:: THE TASK ::
Restate the whole listing exactly.

(Data items)
• • • • •

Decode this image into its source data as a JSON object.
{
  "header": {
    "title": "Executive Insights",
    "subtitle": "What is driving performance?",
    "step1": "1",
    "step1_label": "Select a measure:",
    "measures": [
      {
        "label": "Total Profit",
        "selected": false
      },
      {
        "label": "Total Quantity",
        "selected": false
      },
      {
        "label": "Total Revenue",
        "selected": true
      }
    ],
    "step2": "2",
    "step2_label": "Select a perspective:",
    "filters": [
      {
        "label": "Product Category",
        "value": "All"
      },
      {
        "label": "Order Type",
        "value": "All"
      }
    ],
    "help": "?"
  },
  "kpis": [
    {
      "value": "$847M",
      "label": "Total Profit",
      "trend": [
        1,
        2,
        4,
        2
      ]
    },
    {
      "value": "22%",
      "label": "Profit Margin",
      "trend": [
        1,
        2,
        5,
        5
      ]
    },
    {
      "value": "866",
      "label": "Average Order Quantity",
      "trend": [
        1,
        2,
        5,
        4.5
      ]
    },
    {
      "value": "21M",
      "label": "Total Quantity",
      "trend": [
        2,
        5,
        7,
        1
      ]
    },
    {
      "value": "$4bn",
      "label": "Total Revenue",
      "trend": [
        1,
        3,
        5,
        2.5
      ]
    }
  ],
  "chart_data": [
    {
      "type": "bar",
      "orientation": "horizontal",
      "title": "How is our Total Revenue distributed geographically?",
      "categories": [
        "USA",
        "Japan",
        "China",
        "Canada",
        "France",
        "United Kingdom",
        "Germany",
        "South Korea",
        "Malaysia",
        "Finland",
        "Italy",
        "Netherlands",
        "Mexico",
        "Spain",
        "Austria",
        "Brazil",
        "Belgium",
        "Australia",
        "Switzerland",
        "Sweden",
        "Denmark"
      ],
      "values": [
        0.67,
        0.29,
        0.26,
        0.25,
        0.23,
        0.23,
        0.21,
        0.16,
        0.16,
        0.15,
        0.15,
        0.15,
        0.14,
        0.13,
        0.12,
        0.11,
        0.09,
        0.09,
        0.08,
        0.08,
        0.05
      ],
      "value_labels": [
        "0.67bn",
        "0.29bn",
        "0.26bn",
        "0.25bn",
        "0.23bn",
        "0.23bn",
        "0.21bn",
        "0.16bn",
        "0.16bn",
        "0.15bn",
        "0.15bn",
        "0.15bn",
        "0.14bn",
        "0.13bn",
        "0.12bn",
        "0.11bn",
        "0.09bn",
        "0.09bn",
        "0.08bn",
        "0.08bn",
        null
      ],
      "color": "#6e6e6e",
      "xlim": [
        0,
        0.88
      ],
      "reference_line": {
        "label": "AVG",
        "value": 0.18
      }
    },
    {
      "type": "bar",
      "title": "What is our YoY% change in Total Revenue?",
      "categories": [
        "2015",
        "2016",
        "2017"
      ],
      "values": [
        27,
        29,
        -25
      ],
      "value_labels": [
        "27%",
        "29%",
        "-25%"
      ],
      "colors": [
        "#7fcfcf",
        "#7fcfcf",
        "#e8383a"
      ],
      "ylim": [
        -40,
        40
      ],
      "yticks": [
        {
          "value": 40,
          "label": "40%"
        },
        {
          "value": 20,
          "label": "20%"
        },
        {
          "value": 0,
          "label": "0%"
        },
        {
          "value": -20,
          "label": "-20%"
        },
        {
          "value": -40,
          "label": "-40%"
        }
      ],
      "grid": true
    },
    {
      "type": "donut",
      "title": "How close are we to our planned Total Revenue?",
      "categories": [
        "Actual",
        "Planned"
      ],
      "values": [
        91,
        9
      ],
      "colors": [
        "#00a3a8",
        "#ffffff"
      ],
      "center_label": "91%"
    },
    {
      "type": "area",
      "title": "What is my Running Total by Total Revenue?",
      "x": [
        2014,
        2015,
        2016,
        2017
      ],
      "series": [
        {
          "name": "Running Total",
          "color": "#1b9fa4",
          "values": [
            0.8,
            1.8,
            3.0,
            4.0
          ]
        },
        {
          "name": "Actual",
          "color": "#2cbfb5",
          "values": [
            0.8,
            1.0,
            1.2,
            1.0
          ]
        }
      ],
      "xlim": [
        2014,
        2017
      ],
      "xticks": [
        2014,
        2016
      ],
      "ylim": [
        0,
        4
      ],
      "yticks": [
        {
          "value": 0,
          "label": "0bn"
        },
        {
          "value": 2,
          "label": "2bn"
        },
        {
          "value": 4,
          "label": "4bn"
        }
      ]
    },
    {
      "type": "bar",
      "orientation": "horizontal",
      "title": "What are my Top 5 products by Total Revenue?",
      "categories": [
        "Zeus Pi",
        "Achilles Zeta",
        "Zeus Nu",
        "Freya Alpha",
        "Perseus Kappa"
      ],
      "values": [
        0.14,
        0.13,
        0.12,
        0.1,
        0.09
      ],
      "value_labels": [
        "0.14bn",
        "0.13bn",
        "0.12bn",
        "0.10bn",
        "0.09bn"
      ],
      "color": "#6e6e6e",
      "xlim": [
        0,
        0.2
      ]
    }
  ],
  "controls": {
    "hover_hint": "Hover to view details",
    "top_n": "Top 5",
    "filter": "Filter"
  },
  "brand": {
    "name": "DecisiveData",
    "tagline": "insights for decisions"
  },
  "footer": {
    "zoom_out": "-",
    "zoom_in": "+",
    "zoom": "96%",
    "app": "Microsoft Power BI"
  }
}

• • • • •

:: THE RESULT ::
Decode this image into its source data as a JSON object.
{
  "header": {
    "title": "Executive Insights",
    "subtitle": "What is driving performance?",
    "step1": "1",
    "step1_label": "Select a measure:",
    "measures": [
      {
        "label": "Total Profit",
        "selected": false
      },
      {
        "label": "Total Quantity",
        "selected": false
      },
      {
        "label": "Total Revenue",
        "selected": true
      }
    ],
    "step2": "2",
    "step2_label": "Select a perspective:",
    "filters": [
      {
        "label": "Product Category",
        "value": "All"
      },
      {
        "label": "Order Type",
        "value": "All"
      }
    ],
    "help": "?"
  },
  "kpis": [
    {
      "value": "$847M",
      "label": "Total Profit",
      "trend": [
        1,
        2,
        4,
        2
      ]
    },
    {
      "value": "22%",
      "label": "Profit Margin",
      "trend": [
        1,
        2,
        5,
        5
      ]
    },
    {
      "value": "866",
      "label": "Average Order Quantity",
      "trend": [
        1,
        2,
        5,
        4.5
      ]
    },
    {
      "value": "21M",
      "label": "Total Quantity",
      "trend": [
        2,
        5,
        7,
        1
      ]
    },
    {
      "value": "$4bn",
      "label": "Total Revenue",
      "trend": [
        1,
        3,
        5,
        2.5
      ]
    }
  ],
  "chart_data": [
    {
      "type": "bar",
      "orientation": "horizontal",
      "title": "How is our Total Revenue distributed geographically?",
      "categories": [
        "USA",
        "Japan",
        "China",
        "Canada",
        "France",
        "United Kingdom",
        "Germany",
        "South Korea",
        "Malaysia",
        "Finland",
        "Italy",
        "Netherlands",
        "Mexico",
        "Spain",
        "Austria",
        "Brazil",
        "Belgium",
        "Australia",
        "Switzerland",
        "Sweden",
        "Denmark"
      ],
      "values": [
        0.67,
        0.29,
        0.26,
        0.25,
        0.23,
        0.23,
        0.21,
        0.16,
        0.16,
        0.15,
        0.15,
        0.15,
        0.14,
        0.13,
        0.12,
        0.11,
        0.09,
        0.09,
        0.08,
        0.08,
        0.05
      ],
      "value_labels": [
        "0.67bn",
        "0.29bn",
        "0.26bn",
        "0.25bn",
        "0.23bn",
        "0.23bn",
        "0.21bn",
        "0.16bn",
        "0.16bn",
        "0.15bn",
        "0.15bn",
        "0.15bn",
        "0.14bn",
        "0.13bn",
        "0.12bn",
        "0.11bn",
        "0.09bn",
        "0.09bn",
        "0.08bn",
        "0.08bn",
        null
      ],
      "color": "#6e6e6e",
      "xlim": [
        0,
        0.88
      ],
      "reference_line": {
        "label": "AVG",
        "value": 0.18
      }
    },
    {
      "type": "bar",
      "title": "What is our YoY% change in Total Revenue?",
      "categories": [
        "2015",
        "2016",
        "2017"
      ],
      "values": [
        27,
        29,
        -25
      ],
      "value_labels": [
        "27%",
        "29%",
        "-25%"
      ],
      "colors": [
        "#7fcfcf",
        "#7fcfcf",
        "#e8383a"
      ],
      "ylim": [
        -40,
        40
      ],
      "yticks": [
        {
          "value": 40,
          "label": "40%"
        },
        {
          "value": 20,
          "label": "20%"
        },
        {
          "value": 0,
          "label": "0%"
        },
        {
          "value": -20,
          "label": "-20%"
        },
        {
          "value": -40,
          "label": "-40%"
        }
      ],
      "grid": true
    },
    {
      "type": "donut",
      "title": "How close are we to our planned Total Revenue?",
      "categories": [
        "Actual",
        "Planned"
      ],
      "values": [
        91,
        9
      ],
      "colors": [
        "#00a3a8",
        "#ffffff"
      ],
      "center_label": "91%"
    },
    {
      "type": "area",
      "title": "What is my Running Total by Total Revenue?",
      "x": [
        2014,
        2015,
        2016,
        2017
      ],
      "series": [
        {
          "name": "Running Total",
          "color": "#1b9fa4",
          "values": [
            0.8,
            1.8,
            3.0,
            4.0
          ]
        },
        {
          "name": "Actual",
          "color": "#2cbfb5",
          "values": [
            0.8,
            1.0,
            1.2,
            1.0
          ]
        }
      ],
      "xlim": [
        2014,
        2017
      ],
      "xticks": [
        2014,
        2016
      ],
      "ylim": [
        0,
        4
      ],
      "yticks": [
        {
          "value": 0,
          "label": "0bn"
        },
        {
          "value": 2,
          "label": "2bn"
        },
        {
          "value": 4,
          "label": "4bn"
        }
      ]
    },
    {
      "type": "bar",
      "orientation": "horizontal",
      "title": "What are my Top 5 products by Total Revenue?",
      "categories": [
        "Zeus Pi",
        "Achilles Zeta",
        "Zeus Nu",
        "Freya Alpha",
        "Perseus Kappa"
      ],
      "values": [
        0.14,
        0.13,
        0.12,
        0.1,
        0.09
      ],
      "value_labels": [
        "0.14bn",
        "0.13bn",
        "0.12bn",
        "0.10bn",
        "0.09bn"
      ],
      "color": "#6e6e6e",
      "xlim": [
        0,
        0.2
      ]
    }
  ],
  "controls": {
    "hover_hint": "Hover to view details",
    "top_n": "Top 5",
    "filter": "Filter"
  },
  "brand": {
    "name": "DecisiveData",
    "tagline": "insights for decisions"
  },
  "footer": {
    "zoom_out": "-",
    "zoom_in": "+",
    "zoom": "96%",
    "app": "Microsoft Power BI"
  }
}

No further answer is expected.